Image layout annotations:

________________________

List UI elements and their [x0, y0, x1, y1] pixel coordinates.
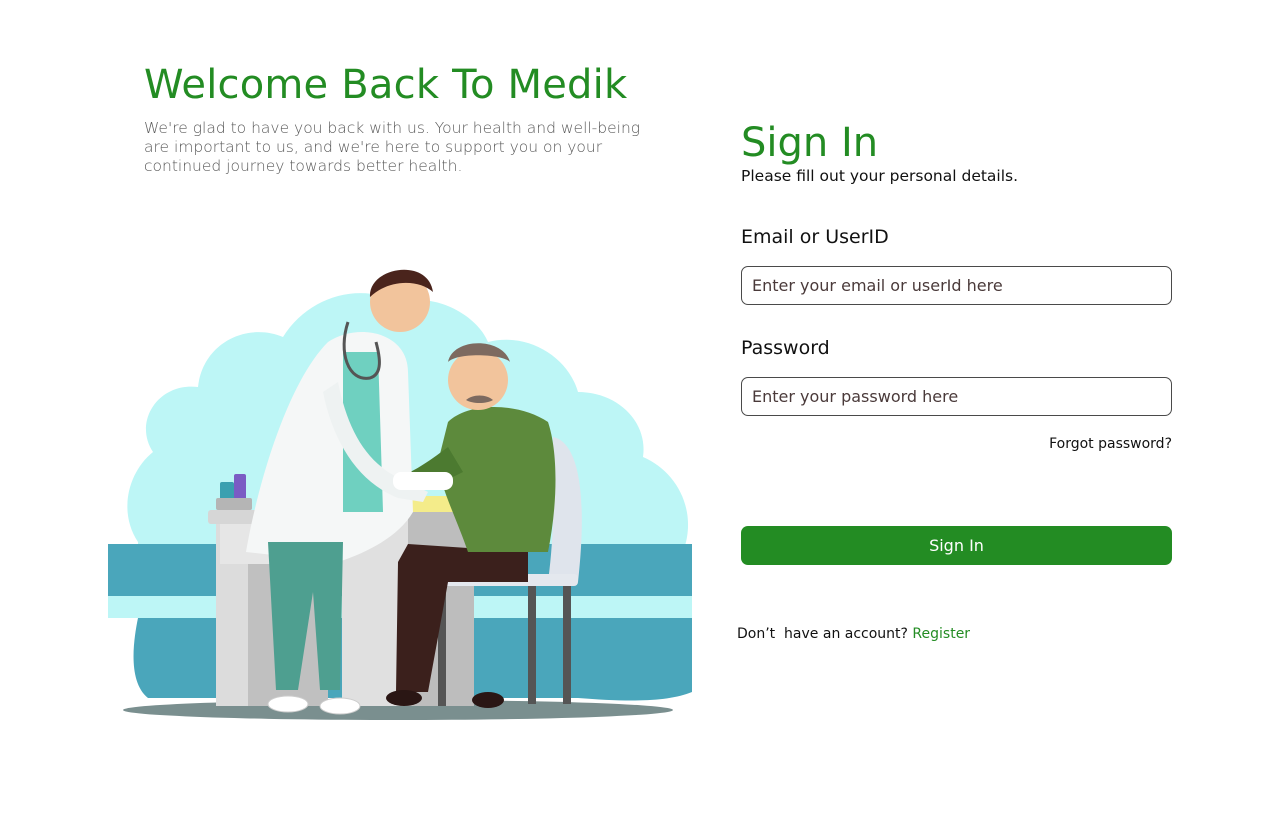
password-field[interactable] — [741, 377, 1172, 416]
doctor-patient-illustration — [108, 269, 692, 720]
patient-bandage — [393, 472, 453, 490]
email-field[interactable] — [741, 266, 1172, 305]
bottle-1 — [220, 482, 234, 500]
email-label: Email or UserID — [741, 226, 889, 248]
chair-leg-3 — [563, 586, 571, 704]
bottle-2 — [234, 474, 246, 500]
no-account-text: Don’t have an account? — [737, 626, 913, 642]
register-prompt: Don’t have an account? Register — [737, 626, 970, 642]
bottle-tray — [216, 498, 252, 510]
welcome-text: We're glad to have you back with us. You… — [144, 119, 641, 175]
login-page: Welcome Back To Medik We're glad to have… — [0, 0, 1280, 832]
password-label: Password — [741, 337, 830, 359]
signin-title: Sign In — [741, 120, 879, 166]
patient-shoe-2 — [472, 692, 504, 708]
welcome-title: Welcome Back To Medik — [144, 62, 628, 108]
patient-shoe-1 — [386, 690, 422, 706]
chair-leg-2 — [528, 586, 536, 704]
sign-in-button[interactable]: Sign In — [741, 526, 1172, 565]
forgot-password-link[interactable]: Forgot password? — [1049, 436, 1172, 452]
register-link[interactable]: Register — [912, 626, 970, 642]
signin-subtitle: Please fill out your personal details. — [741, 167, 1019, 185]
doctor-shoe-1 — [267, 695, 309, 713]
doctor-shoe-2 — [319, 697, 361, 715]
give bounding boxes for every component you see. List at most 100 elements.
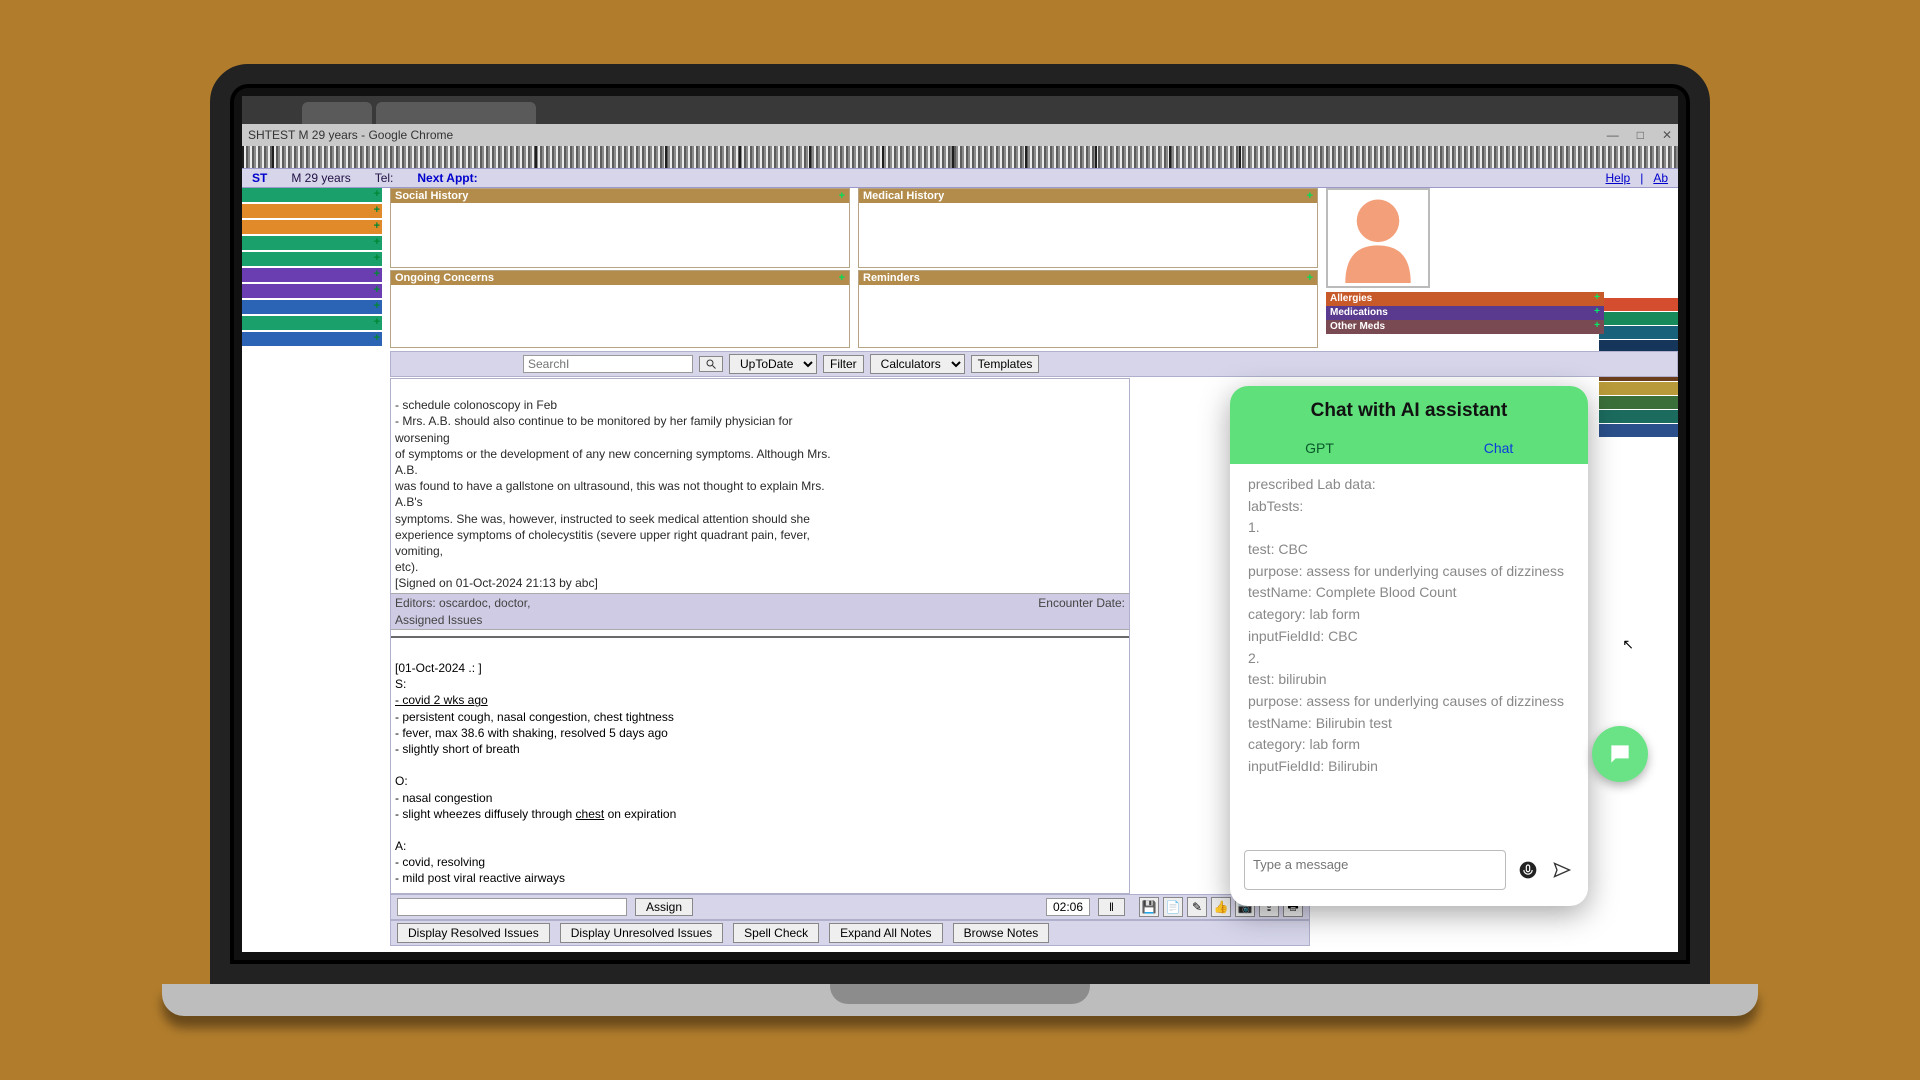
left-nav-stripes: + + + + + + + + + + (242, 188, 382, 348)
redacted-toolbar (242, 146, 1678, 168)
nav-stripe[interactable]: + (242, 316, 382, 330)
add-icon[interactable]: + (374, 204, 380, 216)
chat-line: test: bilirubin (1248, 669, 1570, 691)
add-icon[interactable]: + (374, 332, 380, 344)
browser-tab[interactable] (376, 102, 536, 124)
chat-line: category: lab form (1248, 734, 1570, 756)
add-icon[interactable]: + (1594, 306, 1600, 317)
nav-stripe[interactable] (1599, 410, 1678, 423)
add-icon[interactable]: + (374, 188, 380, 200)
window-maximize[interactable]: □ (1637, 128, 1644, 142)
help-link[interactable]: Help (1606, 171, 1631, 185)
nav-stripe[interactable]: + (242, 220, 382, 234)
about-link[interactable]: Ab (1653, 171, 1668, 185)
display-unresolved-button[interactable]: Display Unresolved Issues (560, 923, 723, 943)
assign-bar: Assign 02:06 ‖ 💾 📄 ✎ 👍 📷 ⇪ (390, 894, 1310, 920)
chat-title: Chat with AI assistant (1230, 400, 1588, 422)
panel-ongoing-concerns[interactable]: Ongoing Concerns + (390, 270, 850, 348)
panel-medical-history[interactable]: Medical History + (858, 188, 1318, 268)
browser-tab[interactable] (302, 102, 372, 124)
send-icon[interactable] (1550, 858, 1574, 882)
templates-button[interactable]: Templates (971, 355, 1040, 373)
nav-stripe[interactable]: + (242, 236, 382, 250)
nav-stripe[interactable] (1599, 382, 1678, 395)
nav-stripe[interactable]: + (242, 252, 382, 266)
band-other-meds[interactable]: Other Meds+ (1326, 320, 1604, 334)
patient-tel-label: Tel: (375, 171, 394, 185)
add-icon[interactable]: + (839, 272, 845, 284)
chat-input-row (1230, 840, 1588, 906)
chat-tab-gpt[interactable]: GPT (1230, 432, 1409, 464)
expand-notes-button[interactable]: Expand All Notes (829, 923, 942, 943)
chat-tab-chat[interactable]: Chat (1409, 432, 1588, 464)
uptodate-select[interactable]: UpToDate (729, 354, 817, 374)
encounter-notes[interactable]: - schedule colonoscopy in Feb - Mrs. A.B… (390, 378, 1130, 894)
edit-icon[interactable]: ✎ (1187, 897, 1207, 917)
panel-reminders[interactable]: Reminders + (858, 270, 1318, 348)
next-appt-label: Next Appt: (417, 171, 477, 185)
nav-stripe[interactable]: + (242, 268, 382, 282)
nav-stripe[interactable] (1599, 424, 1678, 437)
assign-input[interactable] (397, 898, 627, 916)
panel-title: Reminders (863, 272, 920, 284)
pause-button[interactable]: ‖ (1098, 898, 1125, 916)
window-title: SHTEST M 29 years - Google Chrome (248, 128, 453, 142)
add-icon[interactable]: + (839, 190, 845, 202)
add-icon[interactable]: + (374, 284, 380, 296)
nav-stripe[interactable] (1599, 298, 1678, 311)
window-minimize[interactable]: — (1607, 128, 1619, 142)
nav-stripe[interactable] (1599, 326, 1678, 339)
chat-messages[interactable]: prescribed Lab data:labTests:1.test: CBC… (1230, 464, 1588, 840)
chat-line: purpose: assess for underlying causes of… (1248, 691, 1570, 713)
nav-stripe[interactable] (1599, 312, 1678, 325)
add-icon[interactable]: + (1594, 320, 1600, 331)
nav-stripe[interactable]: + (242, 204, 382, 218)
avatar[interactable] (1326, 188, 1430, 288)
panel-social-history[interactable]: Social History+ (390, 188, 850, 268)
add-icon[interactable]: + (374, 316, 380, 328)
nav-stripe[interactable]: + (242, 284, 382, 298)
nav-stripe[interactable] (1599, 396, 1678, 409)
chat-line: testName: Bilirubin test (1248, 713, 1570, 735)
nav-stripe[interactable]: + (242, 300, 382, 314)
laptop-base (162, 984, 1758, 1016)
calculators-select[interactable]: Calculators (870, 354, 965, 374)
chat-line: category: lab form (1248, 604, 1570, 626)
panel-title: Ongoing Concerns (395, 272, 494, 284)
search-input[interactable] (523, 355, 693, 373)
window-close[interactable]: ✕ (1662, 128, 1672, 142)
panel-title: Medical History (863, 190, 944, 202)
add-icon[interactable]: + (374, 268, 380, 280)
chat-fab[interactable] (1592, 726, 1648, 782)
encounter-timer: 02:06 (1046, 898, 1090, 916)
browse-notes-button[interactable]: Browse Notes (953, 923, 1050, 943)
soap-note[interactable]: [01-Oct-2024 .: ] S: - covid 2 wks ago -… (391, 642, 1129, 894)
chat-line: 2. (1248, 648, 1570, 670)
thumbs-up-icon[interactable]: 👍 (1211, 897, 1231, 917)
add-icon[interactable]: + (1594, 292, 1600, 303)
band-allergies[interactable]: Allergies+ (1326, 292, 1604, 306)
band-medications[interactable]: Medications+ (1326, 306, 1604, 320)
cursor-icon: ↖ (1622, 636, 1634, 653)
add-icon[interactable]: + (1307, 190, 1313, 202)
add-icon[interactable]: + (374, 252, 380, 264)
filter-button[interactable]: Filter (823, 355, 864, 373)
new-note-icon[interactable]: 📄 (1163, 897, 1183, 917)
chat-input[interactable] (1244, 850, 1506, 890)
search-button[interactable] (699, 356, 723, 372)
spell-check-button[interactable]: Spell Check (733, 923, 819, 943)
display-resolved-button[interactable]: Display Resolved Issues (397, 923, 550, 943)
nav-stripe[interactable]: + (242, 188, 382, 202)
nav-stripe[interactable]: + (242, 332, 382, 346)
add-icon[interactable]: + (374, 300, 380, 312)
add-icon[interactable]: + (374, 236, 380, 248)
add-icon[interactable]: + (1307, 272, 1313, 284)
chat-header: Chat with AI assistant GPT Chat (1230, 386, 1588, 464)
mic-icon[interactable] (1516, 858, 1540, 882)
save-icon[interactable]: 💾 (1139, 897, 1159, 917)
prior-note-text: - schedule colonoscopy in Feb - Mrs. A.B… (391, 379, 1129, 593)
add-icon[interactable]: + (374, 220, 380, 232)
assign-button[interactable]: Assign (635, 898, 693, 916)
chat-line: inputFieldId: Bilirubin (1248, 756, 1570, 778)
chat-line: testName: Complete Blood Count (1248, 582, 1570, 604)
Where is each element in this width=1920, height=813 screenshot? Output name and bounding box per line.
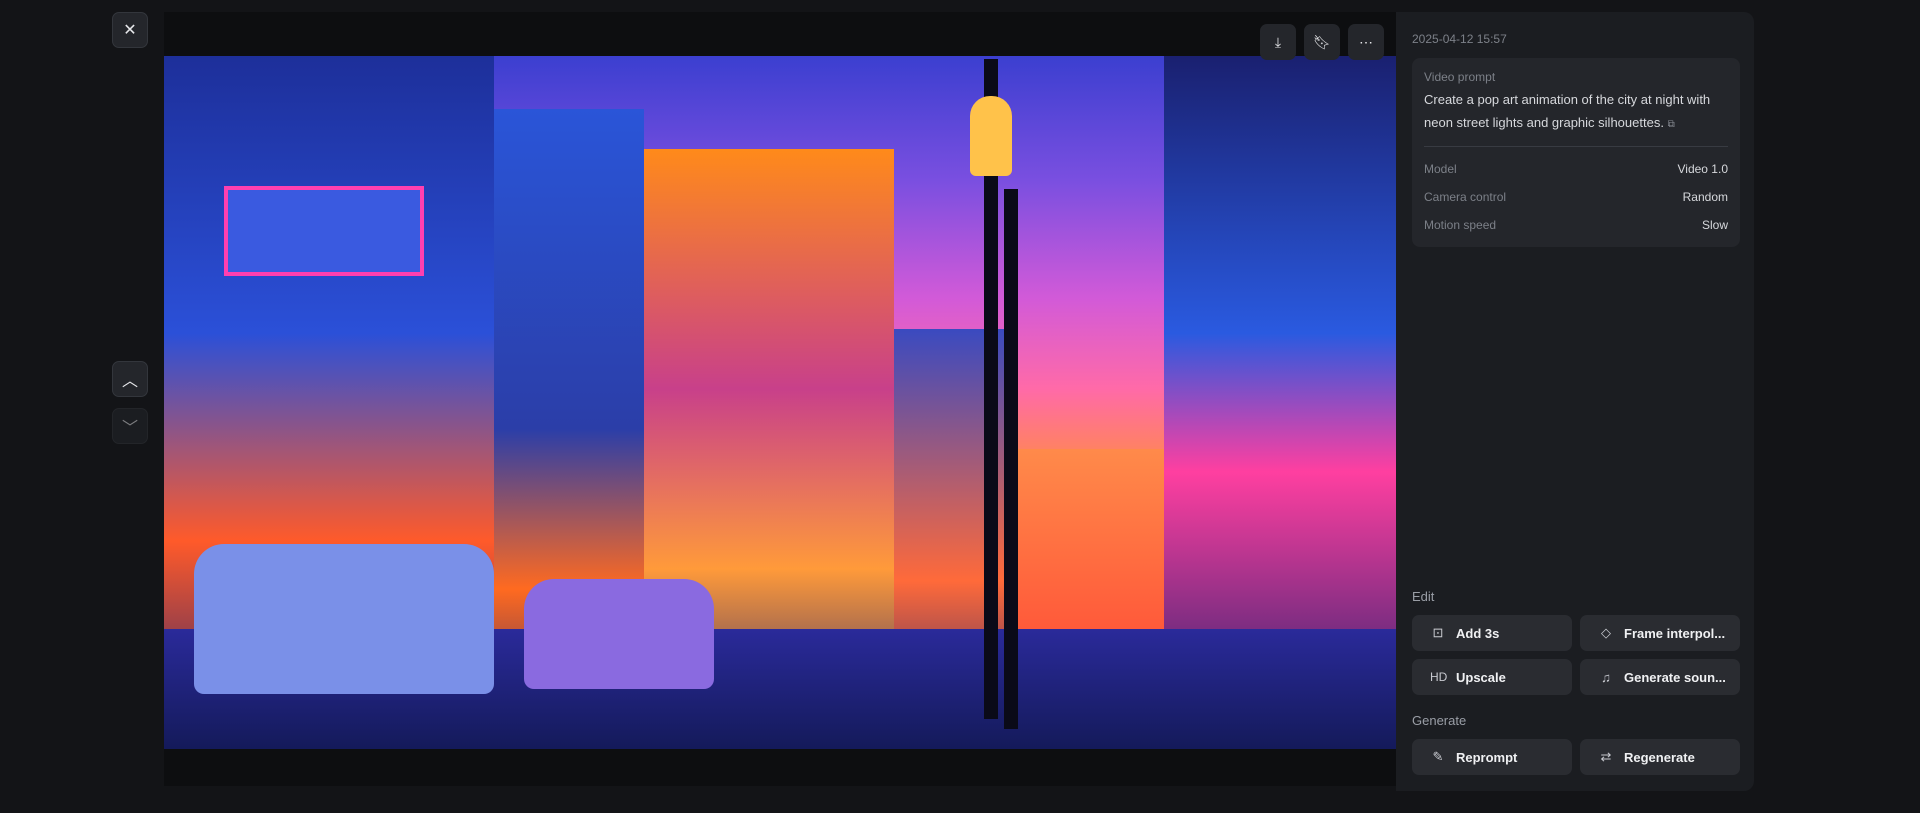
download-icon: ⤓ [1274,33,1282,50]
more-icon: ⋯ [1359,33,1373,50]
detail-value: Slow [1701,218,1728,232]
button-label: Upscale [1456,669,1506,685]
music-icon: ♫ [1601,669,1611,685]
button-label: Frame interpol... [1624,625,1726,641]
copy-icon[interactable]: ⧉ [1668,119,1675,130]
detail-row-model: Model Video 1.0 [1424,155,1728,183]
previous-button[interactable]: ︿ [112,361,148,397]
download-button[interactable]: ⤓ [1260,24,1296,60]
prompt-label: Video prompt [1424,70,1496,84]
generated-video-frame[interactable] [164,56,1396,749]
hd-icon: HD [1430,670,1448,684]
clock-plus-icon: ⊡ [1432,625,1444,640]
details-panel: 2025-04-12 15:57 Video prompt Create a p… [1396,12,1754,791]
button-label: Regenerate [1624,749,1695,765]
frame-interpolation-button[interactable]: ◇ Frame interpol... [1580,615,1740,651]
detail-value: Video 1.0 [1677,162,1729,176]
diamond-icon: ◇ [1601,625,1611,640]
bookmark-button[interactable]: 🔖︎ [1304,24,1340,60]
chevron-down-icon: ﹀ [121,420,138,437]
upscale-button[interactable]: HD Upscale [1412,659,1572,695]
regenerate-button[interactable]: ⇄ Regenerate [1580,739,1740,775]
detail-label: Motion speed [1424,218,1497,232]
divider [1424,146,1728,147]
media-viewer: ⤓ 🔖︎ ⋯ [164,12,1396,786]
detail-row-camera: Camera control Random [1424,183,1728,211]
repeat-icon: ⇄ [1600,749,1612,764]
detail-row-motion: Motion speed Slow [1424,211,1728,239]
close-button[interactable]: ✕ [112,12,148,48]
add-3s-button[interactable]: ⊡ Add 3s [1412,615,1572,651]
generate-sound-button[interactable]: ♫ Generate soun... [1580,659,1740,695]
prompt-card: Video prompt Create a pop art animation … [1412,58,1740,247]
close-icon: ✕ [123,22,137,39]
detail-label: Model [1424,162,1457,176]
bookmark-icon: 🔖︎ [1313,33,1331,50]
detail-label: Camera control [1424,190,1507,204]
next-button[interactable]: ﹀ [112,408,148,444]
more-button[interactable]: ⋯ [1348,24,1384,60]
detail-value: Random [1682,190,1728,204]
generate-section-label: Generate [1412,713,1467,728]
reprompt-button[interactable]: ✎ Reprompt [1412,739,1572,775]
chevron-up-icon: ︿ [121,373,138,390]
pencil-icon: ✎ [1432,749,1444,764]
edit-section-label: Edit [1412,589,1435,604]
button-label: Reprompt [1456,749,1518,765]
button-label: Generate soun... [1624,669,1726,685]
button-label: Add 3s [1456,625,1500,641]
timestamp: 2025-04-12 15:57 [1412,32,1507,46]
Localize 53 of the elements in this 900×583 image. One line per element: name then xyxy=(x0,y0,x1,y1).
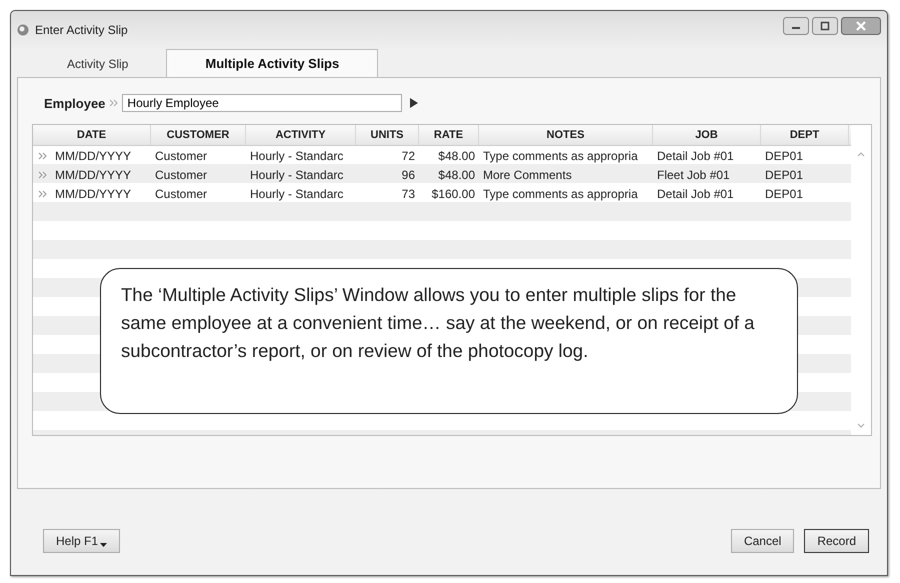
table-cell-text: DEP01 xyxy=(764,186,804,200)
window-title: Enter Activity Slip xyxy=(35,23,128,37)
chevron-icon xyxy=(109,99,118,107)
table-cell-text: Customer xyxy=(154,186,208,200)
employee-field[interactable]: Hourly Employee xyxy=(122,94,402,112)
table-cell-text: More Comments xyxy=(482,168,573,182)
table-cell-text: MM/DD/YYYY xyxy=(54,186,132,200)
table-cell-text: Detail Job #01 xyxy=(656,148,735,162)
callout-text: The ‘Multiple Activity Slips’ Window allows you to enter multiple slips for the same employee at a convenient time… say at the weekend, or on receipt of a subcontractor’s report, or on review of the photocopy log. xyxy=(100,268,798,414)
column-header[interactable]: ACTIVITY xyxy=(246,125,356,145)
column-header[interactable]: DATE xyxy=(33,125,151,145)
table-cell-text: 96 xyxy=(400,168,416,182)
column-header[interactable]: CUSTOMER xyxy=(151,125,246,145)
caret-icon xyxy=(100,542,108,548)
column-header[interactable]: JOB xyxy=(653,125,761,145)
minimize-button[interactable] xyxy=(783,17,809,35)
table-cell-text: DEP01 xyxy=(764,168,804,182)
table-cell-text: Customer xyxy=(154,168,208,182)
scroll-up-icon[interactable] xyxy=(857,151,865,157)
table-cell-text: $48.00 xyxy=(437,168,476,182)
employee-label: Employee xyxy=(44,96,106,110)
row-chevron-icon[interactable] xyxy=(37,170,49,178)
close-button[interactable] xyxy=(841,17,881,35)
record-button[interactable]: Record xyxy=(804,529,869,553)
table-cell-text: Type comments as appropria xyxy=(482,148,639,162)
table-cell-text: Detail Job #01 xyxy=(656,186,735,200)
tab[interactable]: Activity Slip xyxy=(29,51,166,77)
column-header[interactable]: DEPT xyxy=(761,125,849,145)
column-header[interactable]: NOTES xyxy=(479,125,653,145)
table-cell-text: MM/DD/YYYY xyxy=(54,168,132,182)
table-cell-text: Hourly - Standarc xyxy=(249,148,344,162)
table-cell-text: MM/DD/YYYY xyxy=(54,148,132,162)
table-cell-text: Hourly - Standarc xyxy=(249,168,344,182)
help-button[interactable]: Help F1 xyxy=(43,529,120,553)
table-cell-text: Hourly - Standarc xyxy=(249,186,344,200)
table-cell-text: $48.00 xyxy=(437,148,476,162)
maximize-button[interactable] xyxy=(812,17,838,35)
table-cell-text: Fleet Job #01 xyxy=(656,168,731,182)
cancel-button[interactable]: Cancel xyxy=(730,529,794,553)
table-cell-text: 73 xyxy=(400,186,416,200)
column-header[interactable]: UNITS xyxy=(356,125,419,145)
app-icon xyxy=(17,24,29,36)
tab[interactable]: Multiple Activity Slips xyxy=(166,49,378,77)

________________________

**Task**
Please lay out the lines of the entries above, starting at the line that contains "left-nav-stripes: + +" and ending at the line that contains "add-icon[interactable]: + (374, 332, 380, 344)", as a Markdown table with the columns Row and Line. Number the rows and skip any blank lines.

**Completed exercise**
| Row | Line |
|---|---|
| 1 | left-nav-stripes: + + + + + + + + + + (242, 188, 382, 348) |
| 2 | redacted-toolbar (242, 146, 1678, 168) |
| 3 | nav-stripe[interactable]: + (242, 316, 382, 330) |
| 4 | add-icon[interactable]: + (374, 204, 380, 216) |
| 5 | chat-line: test: bilirubin (1248, 669, 1570, 691) |
| 6 | add-icon[interactable]: + (374, 332, 380, 344) |